Copy the records below with every instance of "category-label" changed to "row-label", leaving everything else untouched.

---------- Given data

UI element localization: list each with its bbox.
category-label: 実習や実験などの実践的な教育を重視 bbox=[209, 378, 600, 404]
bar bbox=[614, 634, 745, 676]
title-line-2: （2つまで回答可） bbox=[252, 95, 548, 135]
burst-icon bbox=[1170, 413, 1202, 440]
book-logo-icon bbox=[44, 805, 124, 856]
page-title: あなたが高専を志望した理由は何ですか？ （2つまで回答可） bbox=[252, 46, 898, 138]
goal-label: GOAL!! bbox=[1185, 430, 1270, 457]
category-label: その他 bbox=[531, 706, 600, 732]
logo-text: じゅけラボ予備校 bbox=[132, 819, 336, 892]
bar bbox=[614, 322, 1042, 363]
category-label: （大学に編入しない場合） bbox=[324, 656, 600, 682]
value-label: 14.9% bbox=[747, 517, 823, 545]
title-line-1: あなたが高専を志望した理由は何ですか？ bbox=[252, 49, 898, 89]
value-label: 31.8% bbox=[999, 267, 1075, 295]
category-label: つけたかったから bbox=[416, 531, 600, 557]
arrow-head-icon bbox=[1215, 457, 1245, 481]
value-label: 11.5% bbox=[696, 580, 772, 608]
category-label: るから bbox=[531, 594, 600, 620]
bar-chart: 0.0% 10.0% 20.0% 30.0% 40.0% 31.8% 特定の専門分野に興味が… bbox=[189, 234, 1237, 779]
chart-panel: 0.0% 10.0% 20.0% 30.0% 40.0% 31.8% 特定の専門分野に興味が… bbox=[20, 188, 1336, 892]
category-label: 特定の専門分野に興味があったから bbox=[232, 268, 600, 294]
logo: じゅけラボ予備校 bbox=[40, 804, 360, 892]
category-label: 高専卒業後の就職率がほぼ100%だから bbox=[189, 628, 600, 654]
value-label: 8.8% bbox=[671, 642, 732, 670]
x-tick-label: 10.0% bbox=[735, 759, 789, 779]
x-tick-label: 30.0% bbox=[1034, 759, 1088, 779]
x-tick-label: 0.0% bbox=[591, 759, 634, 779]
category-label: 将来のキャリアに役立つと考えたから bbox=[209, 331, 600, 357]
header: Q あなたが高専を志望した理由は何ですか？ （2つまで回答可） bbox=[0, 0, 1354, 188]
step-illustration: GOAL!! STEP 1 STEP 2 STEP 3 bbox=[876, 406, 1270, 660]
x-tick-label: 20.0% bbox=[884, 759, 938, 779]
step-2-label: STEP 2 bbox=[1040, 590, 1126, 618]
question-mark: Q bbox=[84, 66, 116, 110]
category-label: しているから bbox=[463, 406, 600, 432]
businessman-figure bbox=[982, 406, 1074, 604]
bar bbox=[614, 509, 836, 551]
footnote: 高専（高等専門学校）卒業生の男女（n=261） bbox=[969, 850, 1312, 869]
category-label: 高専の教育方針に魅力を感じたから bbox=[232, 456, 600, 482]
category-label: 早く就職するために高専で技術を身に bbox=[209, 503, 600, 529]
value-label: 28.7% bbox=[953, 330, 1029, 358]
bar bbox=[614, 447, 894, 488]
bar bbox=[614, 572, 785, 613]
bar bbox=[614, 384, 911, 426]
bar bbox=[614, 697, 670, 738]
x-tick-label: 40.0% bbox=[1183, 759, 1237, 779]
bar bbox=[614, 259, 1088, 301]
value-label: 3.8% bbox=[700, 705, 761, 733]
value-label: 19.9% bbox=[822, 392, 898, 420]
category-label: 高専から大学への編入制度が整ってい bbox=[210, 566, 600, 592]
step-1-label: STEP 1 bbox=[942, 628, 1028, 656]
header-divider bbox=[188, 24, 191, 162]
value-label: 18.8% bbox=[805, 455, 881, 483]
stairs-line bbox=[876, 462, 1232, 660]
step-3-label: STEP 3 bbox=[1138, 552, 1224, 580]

--------------------

Answer for the task:
UI element localization: list each with its bbox.
row-label: 実習や実験などの実践的な教育を重視 bbox=[209, 378, 600, 404]
bar bbox=[614, 634, 745, 676]
title-line-2: （2つまで回答可） bbox=[252, 95, 548, 135]
burst-icon bbox=[1170, 413, 1202, 440]
book-logo-icon bbox=[44, 805, 124, 856]
page-title: あなたが高専を志望した理由は何ですか？ （2つまで回答可） bbox=[252, 46, 898, 138]
goal-label: GOAL!! bbox=[1185, 430, 1270, 457]
row-label: その他 bbox=[531, 706, 600, 732]
logo-text: じゅけラボ予備校 bbox=[132, 819, 336, 892]
bar bbox=[614, 322, 1042, 363]
row-label: （大学に編入しない場合） bbox=[324, 656, 600, 682]
value-label: 14.9% bbox=[747, 517, 823, 545]
title-line-1: あなたが高専を志望した理由は何ですか？ bbox=[252, 49, 898, 89]
value-label: 31.8% bbox=[999, 267, 1075, 295]
row-label: つけたかったから bbox=[416, 531, 600, 557]
arrow-head-icon bbox=[1215, 457, 1245, 481]
value-label: 11.5% bbox=[696, 580, 772, 608]
row-label: るから bbox=[531, 594, 600, 620]
bar-chart: 0.0% 10.0% 20.0% 30.0% 40.0% 31.8% 特定の専門分野に興味が… bbox=[189, 234, 1237, 779]
chart-panel: 0.0% 10.0% 20.0% 30.0% 40.0% 31.8% 特定の専門分野に興味が… bbox=[20, 188, 1336, 892]
row-label: 特定の専門分野に興味があったから bbox=[232, 268, 600, 294]
logo: じゅけラボ予備校 bbox=[40, 804, 360, 892]
row-label: 高専卒業後の就職率がほぼ100%だから bbox=[189, 628, 600, 654]
value-label: 8.8% bbox=[671, 642, 732, 670]
x-tick-label: 10.0% bbox=[735, 759, 789, 779]
x-tick-label: 30.0% bbox=[1034, 759, 1088, 779]
x-tick-label: 0.0% bbox=[591, 759, 634, 779]
row-label: 将来のキャリアに役立つと考えたから bbox=[209, 331, 600, 357]
header: Q あなたが高専を志望した理由は何ですか？ （2つまで回答可） bbox=[0, 0, 1354, 188]
step-illustration: GOAL!! STEP 1 STEP 2 STEP 3 bbox=[876, 406, 1270, 660]
x-tick-label: 20.0% bbox=[884, 759, 938, 779]
step-2-label: STEP 2 bbox=[1040, 590, 1126, 618]
question-mark: Q bbox=[84, 66, 116, 110]
row-label: しているから bbox=[463, 406, 600, 432]
businessman-figure bbox=[982, 406, 1074, 604]
bar bbox=[614, 509, 836, 551]
footnote: 高専（高等専門学校）卒業生の男女（n=261） bbox=[969, 850, 1312, 869]
row-label: 高専の教育方針に魅力を感じたから bbox=[232, 456, 600, 482]
row-label: 早く就職するために高専で技術を身に bbox=[209, 503, 600, 529]
value-label: 28.7% bbox=[953, 330, 1029, 358]
bar bbox=[614, 447, 894, 488]
bar bbox=[614, 572, 785, 613]
bar bbox=[614, 384, 911, 426]
bar bbox=[614, 697, 670, 738]
x-tick-label: 40.0% bbox=[1183, 759, 1237, 779]
bar bbox=[614, 259, 1088, 301]
value-label: 3.8% bbox=[700, 705, 761, 733]
value-label: 19.9% bbox=[822, 392, 898, 420]
row-label: 高専から大学への編入制度が整ってい bbox=[210, 566, 600, 592]
step-1-label: STEP 1 bbox=[942, 628, 1028, 656]
header-divider bbox=[188, 24, 191, 162]
value-label: 18.8% bbox=[805, 455, 881, 483]
stairs-line bbox=[876, 462, 1232, 660]
step-3-label: STEP 3 bbox=[1138, 552, 1224, 580]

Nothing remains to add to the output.